PASSAGE TO READ:
____________________
Block Traffic on Secure Connections with an Invalid Certificate
This rule set allows you to configure which rules are applied during the certificate verification process and which web requests can skip the rules and continue to HTTPS decryption.
Before you begin
For this rule set to take effect, you must provide at least one certificate authority.
NOTE: From this rule set, you can open and configure the Certificate Verification feature.
- In Skyhigh CASB, select Policy > Web Policy > Lists.
- In the policy tree, select HTTPS Scanning > Certificate Verification.
- Optionally configure criteria to limit the scope of this rule set.
- Select the certificate verification rules that you want to be enabled. When selected, the rules:
- Skip certificate verification on these Hosts or Domains — Skips certificate verification rules for web requests sent to the hosts or domains in this list.
- Verify certificate for these Private Applications — The default Web policy bypasses the certificate validations for private applications. To validate its certificate, you can add private applications to the list. This option is available only when you have the Skyhigh Private Access license.
- Trust Skyhigh Security's List of Certificate Authorities — Trusts certificates having a certificate authority in the Skyhigh Security list of trusted certificate authorities.
- Block Self Signed Certificates — Blocks web requests having a self-signed certificate.
- Block Expired Certificates (7 days grace period) and Expired CA Certificates — Blocks web requests having an expired server certificate (after seven days) or an expired CA certificate.
- Block Invalid Certificate Chains — Blocks web requests having an invalid certificate chain.
- Block Revoked Certificates — Blocks web requests having a certificate chain when one of the certificates in the chain has been revoked.
- Strict Certificate Chain Verification (Block) — Blocks web requests having a certificate chain when one of the certificates in the chain has an unknown revocation status or the chain is incomplete.
- Block Unknown Certificate Authorities — Blocks web requests having a certificate chain when none of the certificate authorities issuing the certificates in the chain are known.
- Block Untrusted Certificate Authorities — Blocks web requests having a certificate chain when the first known certificate authority in the chain is not trusted.
- Block Weak Key Exchange — Blocks web requests having a certificate that uses a weak key exchange algorithm.
- Block Unsafe Certificate Signatures — Blocks web requests having a certificate signed using an unsafe algorithm.
- Block Common Name Mismatch — Blocks web requests having a certificate whose common name does not match the host name in the URL.
- Configure the lists associated with the rules as needed.
Changes to the policy tree, rule sets, or rules are automatically saved. You can publish them to the cloud now or keep working and publish later.
____________________
DATASET CONTENT:
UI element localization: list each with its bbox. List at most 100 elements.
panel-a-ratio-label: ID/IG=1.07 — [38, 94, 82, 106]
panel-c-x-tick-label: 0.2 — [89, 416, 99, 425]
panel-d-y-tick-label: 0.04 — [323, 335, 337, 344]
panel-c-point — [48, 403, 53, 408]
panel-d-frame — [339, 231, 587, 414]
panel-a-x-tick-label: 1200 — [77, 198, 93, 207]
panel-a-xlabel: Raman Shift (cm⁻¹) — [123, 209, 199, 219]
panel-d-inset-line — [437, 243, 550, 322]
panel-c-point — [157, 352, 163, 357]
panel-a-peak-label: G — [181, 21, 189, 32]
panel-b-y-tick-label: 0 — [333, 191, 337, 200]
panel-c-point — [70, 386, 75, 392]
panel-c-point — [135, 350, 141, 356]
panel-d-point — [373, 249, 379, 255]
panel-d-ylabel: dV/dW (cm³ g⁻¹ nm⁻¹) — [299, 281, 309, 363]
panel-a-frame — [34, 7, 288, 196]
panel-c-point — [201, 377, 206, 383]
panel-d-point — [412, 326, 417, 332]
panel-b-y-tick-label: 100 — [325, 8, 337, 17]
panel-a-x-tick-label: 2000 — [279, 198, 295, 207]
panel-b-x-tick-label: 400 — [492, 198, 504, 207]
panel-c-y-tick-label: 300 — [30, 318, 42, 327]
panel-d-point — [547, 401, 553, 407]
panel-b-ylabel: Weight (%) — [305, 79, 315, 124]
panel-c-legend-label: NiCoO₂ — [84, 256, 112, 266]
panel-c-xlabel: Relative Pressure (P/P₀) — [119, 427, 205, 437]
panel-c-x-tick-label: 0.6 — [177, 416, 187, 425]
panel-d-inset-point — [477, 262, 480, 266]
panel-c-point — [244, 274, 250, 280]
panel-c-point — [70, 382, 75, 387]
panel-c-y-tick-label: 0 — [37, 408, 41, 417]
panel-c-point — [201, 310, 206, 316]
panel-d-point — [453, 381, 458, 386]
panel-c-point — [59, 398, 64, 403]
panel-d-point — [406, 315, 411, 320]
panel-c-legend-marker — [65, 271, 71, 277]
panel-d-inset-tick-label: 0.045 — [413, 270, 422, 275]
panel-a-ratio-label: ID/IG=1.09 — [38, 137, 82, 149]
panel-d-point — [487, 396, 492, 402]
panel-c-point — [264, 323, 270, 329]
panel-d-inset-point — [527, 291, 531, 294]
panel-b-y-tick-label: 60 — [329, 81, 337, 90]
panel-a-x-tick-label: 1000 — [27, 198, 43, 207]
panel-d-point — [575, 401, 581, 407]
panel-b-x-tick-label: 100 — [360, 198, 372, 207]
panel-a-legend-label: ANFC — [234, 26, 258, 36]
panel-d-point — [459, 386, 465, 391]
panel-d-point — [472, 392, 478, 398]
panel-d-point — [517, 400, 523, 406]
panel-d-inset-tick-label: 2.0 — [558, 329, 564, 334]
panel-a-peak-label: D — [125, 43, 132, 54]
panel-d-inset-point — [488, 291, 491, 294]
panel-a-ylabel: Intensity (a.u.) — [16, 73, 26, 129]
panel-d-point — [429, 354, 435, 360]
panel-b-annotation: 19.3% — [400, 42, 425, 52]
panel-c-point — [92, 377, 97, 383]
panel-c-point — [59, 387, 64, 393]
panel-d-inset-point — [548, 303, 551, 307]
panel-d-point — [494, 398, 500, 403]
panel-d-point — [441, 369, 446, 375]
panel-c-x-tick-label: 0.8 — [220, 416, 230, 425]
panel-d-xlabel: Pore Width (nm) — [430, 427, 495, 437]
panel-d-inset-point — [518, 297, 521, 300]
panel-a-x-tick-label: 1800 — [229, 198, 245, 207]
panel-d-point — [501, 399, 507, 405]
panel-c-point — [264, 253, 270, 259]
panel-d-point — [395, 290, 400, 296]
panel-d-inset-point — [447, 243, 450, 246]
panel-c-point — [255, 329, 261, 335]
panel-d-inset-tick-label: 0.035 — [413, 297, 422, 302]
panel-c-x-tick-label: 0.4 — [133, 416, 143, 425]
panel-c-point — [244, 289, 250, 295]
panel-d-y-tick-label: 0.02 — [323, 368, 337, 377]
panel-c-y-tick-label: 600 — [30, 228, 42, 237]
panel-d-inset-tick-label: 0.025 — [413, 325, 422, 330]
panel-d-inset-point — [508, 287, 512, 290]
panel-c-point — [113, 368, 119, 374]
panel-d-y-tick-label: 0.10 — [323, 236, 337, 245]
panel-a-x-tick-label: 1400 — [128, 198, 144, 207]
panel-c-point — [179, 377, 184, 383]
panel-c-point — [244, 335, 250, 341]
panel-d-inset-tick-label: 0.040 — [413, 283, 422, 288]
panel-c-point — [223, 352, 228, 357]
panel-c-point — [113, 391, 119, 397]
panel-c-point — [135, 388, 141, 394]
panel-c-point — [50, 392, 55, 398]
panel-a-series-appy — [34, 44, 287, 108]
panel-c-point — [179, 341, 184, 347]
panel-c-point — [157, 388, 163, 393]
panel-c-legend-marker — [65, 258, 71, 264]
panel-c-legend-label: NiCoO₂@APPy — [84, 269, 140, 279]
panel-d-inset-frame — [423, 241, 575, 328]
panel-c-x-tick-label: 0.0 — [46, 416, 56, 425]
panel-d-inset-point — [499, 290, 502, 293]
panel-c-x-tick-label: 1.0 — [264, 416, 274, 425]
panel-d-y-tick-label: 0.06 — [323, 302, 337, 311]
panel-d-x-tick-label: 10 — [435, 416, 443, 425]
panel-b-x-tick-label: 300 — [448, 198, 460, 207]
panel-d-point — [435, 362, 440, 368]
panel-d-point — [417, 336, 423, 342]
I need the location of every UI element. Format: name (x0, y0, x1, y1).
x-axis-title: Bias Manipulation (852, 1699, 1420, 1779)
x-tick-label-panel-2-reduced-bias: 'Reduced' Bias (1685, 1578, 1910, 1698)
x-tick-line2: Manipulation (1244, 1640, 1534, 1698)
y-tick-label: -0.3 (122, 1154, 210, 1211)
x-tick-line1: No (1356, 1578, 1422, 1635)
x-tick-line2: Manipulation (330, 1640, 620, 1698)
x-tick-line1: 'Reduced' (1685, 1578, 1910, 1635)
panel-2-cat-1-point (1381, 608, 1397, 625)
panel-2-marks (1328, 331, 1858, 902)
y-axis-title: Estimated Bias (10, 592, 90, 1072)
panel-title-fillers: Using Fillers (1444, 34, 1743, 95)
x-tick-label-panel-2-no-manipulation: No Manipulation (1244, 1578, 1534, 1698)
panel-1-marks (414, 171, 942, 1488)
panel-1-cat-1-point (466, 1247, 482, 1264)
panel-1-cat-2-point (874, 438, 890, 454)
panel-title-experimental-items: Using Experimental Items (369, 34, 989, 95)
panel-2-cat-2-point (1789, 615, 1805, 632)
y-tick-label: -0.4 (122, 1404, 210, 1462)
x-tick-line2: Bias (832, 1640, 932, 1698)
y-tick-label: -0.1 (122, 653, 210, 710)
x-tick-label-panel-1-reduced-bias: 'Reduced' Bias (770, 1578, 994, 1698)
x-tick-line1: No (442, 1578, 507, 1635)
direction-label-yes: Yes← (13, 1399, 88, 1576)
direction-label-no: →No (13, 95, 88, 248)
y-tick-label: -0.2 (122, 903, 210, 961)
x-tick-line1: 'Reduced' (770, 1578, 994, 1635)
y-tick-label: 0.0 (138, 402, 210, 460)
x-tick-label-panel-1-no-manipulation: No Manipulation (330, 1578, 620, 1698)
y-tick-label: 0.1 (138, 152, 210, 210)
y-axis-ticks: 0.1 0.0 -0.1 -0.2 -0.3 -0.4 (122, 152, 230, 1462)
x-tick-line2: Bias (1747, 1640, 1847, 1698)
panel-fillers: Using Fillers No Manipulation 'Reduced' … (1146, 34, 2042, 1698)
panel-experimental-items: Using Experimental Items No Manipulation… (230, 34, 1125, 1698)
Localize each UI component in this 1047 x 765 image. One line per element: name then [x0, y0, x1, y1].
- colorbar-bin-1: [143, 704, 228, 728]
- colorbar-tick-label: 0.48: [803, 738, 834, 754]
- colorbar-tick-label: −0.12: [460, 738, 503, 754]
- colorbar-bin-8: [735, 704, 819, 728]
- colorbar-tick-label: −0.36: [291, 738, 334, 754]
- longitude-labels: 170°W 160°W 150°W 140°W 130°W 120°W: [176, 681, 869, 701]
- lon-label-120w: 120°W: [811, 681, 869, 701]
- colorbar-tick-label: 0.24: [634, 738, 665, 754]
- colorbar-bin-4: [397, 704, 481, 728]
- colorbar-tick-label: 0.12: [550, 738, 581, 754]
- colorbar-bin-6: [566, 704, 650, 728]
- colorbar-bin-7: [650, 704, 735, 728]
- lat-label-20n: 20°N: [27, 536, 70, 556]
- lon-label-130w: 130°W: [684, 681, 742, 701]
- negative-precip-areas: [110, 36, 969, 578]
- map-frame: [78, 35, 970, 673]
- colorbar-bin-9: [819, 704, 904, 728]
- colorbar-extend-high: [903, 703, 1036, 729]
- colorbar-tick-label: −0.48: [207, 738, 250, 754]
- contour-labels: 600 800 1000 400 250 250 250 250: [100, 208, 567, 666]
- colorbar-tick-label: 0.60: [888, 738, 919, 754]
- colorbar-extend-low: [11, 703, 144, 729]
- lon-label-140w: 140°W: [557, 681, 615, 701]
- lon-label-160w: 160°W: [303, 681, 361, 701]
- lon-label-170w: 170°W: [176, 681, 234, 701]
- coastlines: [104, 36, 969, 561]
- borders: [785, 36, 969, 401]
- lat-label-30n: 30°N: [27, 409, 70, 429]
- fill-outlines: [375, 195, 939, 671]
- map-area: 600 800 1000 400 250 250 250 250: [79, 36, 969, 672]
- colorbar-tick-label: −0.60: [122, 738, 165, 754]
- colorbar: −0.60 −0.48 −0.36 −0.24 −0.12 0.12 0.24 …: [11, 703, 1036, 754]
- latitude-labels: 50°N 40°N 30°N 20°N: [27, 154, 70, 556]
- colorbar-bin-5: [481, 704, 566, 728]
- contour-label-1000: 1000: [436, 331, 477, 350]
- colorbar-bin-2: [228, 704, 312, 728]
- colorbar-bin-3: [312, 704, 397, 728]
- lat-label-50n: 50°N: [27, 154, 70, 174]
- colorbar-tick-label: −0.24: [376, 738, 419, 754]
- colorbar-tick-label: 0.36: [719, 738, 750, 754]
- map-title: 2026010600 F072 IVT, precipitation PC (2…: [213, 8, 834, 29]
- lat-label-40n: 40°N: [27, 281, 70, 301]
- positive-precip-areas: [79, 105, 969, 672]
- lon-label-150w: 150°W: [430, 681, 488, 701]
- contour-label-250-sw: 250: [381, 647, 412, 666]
____________________
AIM OF THE TASK:
Reproduce everything in the certificate verification page from "- Block Unsafe" down to "in the URL.", word for word.

RESPONSE AREA:
- Block Unsafe Certificate Signatures — Blocks web requests having a certificate signed using an unsafe algorithm.
- Block Common Name Mismatch — Blocks web requests having a certificate whose common name does not match the host name in the URL.